→ AIM:
No images are to be carried over; print all other material exactly as it stands.

>> Start

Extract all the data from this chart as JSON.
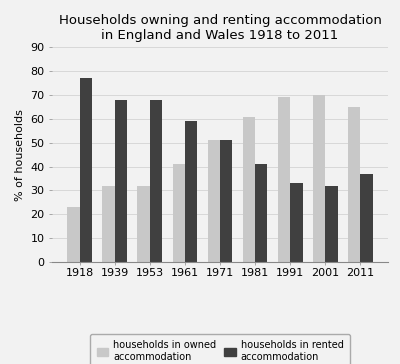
{
  "title": "Households owning and renting accommodation\nin England and Wales 1918 to 2011",
  "years": [
    "1918",
    "1939",
    "1953",
    "1961",
    "1971",
    "1981",
    "1991",
    "2001",
    "2011"
  ],
  "owned": [
    23,
    32,
    32,
    41,
    51,
    61,
    69,
    70,
    65
  ],
  "rented": [
    77,
    68,
    68,
    59,
    51,
    41,
    33,
    32,
    37
  ],
  "owned_color": "#c8c8c8",
  "rented_color": "#404040",
  "ylabel": "% of households",
  "ylim": [
    0,
    90
  ],
  "yticks": [
    0,
    10,
    20,
    30,
    40,
    50,
    60,
    70,
    80,
    90
  ],
  "legend_owned": "households in owned\naccommodation",
  "legend_rented": "households in rented\naccommodation",
  "bar_width": 0.35,
  "title_fontsize": 9.5,
  "axis_fontsize": 8,
  "tick_fontsize": 8,
  "legend_fontsize": 7,
  "background_color": "#f2f2f2"
}
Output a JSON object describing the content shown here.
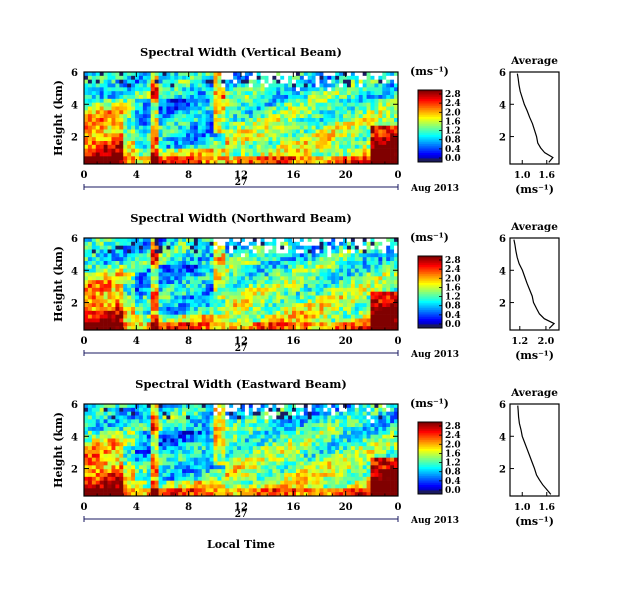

>> End

→ TASK SOLUTION:
Extract all the data from this chart as JSON.
{
  "title": "Households owning and renting accommodation\nin England and Wales 1918 to 2011",
  "years": [
    "1918",
    "1939",
    "1953",
    "1961",
    "1971",
    "1981",
    "1991",
    "2001",
    "2011"
  ],
  "owned": [
    23,
    32,
    32,
    41,
    51,
    61,
    69,
    70,
    65
  ],
  "rented": [
    77,
    68,
    68,
    59,
    51,
    41,
    33,
    32,
    37
  ],
  "owned_color": "#c8c8c8",
  "rented_color": "#404040",
  "ylabel": "% of households",
  "ylim": [
    0,
    90
  ],
  "yticks": [
    0,
    10,
    20,
    30,
    40,
    50,
    60,
    70,
    80,
    90
  ],
  "legend_owned": "households in owned\naccommodation",
  "legend_rented": "households in rented\naccommodation",
  "bar_width": 0.35,
  "title_fontsize": 9.5,
  "axis_fontsize": 8,
  "tick_fontsize": 8,
  "legend_fontsize": 7,
  "background_color": "#f2f2f2"
}
Output a JSON object describing the content shown here.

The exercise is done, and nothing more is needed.